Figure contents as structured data
-------
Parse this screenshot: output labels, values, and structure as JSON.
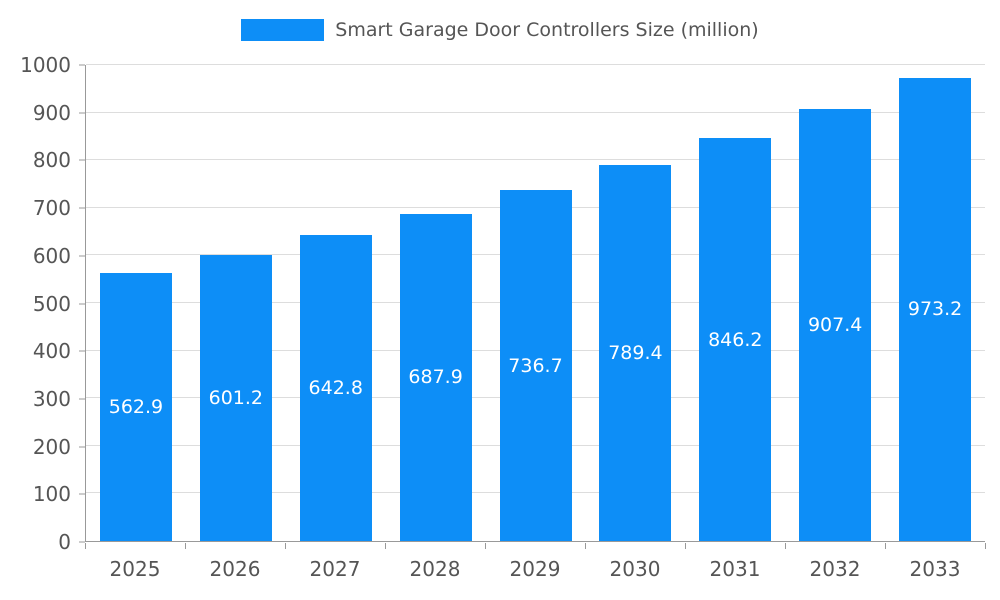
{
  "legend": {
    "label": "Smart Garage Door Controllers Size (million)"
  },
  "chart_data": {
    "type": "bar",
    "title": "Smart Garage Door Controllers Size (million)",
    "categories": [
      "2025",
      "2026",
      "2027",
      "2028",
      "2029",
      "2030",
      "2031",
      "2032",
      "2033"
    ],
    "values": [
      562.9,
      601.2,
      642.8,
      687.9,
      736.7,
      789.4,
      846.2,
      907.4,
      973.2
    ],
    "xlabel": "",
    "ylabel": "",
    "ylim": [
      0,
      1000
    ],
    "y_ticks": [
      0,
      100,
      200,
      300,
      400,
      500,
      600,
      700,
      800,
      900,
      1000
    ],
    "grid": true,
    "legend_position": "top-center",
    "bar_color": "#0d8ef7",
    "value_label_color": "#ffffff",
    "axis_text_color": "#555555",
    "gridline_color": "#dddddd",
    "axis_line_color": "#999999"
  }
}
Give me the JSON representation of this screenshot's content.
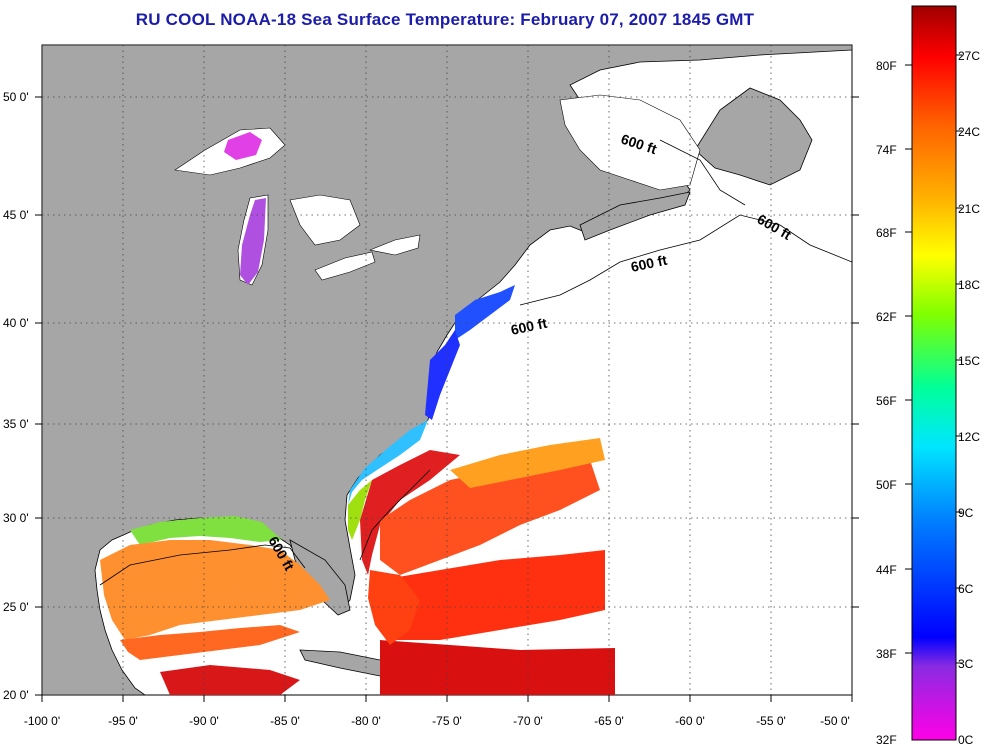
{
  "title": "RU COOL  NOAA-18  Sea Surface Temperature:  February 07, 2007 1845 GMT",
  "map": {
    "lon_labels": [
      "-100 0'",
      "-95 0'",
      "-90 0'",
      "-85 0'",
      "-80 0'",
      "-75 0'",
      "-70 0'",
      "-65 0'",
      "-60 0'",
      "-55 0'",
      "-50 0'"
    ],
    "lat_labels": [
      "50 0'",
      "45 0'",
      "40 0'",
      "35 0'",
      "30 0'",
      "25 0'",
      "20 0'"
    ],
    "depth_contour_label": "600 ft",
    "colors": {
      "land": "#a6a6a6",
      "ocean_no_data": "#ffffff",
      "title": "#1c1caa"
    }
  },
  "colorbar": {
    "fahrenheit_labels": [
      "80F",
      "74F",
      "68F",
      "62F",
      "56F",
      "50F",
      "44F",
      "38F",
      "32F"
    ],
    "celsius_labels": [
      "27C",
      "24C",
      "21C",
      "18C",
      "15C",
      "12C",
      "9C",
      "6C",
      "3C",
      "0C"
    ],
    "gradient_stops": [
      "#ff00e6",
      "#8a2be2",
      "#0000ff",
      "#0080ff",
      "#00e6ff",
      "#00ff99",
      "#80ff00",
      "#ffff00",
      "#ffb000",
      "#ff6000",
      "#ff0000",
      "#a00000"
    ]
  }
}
-------
**WORK REQUIRED**
Look above for every line with the word "million" and copy it.

**RIGHT ANSWER**
    "label": "Smart Garage Door Controllers Size (million)"
    "title": "Smart Garage Door Controllers Size (million)",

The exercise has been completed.